** start INFORMATION GIVEN **
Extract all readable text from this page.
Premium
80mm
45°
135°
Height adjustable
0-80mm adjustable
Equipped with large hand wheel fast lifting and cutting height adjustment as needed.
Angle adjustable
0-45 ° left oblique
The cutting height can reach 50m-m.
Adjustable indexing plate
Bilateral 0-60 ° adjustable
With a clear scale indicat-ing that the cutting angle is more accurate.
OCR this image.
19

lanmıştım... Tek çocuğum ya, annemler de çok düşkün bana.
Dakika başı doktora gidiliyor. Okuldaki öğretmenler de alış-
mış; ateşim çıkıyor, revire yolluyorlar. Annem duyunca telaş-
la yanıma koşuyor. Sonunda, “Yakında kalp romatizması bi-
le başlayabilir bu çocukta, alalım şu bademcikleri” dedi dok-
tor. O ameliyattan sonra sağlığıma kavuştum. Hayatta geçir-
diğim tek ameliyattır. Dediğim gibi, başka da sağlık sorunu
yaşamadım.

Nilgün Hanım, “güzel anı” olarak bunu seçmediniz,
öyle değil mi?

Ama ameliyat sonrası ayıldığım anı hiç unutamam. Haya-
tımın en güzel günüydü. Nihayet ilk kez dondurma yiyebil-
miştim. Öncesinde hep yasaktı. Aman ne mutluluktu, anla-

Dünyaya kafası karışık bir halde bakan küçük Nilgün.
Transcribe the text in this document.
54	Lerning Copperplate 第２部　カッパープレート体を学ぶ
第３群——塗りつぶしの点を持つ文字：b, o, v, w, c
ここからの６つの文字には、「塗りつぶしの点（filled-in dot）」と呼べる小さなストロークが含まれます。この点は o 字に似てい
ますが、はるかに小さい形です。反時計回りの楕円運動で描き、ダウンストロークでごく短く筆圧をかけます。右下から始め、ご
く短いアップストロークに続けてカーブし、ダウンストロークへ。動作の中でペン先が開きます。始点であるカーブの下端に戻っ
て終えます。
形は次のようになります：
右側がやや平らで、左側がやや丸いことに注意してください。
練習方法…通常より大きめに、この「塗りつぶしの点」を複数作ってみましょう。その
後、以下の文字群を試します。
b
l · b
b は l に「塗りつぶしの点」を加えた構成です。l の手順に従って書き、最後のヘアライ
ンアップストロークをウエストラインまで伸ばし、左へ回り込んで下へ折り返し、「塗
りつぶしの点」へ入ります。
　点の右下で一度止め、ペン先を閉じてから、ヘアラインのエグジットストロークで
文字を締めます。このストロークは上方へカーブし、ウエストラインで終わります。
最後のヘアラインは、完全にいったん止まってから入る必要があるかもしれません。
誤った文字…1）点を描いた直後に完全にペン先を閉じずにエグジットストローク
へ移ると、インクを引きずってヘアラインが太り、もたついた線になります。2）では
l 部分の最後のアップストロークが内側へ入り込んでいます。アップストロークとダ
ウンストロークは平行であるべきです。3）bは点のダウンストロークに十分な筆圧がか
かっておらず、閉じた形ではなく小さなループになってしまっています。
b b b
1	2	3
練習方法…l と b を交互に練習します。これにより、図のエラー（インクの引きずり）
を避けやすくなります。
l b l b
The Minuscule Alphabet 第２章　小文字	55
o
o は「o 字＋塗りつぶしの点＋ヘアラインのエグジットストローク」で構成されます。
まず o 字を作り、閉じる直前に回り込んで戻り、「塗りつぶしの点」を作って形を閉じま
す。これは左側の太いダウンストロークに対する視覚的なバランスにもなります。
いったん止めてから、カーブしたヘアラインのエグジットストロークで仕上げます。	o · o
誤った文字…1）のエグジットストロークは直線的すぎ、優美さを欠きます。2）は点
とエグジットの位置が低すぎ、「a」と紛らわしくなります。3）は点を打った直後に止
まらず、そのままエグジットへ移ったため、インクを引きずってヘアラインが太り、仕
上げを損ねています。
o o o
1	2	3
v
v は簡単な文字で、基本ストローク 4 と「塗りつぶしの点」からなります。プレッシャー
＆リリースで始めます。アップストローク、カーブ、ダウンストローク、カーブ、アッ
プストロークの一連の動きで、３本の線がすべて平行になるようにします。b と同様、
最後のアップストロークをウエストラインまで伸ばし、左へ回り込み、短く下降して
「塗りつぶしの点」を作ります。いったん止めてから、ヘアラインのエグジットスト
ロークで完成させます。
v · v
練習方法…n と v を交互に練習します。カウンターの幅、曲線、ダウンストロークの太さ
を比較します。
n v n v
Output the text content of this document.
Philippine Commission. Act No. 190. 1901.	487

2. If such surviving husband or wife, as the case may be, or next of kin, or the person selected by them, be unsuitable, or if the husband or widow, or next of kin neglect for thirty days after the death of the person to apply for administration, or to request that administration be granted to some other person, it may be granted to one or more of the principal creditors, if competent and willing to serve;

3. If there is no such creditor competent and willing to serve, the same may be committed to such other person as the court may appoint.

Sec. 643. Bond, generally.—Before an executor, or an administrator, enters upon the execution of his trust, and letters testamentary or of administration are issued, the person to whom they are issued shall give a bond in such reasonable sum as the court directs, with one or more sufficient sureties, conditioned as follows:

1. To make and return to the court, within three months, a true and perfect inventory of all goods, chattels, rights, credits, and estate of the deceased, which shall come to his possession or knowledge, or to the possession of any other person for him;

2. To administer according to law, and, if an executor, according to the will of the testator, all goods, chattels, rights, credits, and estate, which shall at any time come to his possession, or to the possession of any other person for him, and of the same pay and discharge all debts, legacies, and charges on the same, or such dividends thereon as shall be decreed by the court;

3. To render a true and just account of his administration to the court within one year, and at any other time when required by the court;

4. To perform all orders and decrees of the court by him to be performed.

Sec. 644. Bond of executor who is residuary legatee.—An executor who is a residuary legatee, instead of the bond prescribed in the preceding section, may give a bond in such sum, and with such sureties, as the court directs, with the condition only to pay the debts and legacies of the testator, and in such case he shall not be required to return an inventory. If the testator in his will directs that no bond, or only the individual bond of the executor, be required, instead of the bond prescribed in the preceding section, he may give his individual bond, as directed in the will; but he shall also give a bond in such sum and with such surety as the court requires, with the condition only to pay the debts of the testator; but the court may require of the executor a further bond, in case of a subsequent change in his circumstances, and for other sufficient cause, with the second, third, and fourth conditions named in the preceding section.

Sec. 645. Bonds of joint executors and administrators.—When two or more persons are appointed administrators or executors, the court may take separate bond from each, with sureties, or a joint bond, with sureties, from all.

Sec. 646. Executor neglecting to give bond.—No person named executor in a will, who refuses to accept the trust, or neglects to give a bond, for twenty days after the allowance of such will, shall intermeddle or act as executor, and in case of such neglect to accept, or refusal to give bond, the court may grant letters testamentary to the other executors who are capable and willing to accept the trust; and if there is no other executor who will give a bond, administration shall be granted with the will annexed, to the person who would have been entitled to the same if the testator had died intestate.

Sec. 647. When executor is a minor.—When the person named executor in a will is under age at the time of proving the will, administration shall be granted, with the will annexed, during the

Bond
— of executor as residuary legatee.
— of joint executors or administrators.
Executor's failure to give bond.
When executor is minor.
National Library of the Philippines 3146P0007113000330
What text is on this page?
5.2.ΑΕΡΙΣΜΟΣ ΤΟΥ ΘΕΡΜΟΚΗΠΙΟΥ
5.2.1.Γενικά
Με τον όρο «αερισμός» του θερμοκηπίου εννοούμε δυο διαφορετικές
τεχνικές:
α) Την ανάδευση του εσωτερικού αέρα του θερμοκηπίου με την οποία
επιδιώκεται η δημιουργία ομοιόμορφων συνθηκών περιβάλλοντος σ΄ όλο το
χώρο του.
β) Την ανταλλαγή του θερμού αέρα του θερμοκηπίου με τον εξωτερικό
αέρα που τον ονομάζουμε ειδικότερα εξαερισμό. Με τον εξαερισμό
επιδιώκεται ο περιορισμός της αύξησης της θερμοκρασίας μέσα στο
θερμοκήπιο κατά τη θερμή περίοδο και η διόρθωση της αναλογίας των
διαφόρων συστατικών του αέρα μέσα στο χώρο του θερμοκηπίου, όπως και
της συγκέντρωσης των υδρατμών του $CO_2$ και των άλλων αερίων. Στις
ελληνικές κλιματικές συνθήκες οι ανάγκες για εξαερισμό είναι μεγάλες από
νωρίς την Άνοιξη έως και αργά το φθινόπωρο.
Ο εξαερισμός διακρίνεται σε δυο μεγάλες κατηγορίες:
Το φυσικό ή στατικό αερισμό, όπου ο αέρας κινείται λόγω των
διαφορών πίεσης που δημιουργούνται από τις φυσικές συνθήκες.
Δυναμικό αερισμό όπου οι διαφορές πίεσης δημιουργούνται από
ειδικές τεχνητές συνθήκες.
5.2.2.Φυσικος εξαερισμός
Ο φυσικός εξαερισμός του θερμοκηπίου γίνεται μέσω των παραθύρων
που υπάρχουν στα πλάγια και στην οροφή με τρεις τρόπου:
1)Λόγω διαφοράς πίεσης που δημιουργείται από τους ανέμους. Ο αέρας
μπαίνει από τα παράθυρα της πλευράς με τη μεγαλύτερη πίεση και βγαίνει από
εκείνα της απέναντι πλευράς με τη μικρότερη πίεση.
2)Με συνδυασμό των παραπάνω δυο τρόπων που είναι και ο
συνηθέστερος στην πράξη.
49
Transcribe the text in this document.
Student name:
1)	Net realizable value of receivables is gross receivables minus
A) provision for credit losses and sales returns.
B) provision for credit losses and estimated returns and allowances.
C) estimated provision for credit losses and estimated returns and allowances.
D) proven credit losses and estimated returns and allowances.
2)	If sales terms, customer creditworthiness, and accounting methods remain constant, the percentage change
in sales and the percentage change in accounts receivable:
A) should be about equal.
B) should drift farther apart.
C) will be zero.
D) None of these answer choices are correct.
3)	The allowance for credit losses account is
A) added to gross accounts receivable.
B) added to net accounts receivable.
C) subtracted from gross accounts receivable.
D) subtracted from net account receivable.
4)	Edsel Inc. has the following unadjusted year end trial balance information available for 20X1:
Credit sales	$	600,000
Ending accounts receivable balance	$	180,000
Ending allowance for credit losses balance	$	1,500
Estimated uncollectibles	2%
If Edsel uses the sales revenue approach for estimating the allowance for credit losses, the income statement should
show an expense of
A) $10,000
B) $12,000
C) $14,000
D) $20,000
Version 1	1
** end INFORMATION GIVEN **
• PROBLEM DETAILS: Scan the data above; copy every line where "Ending" appears.

• WRITTEN SOLUTION:
Ending accounts receivable balance	$	180,000
Ending allowance for credit losses balance	$	1,500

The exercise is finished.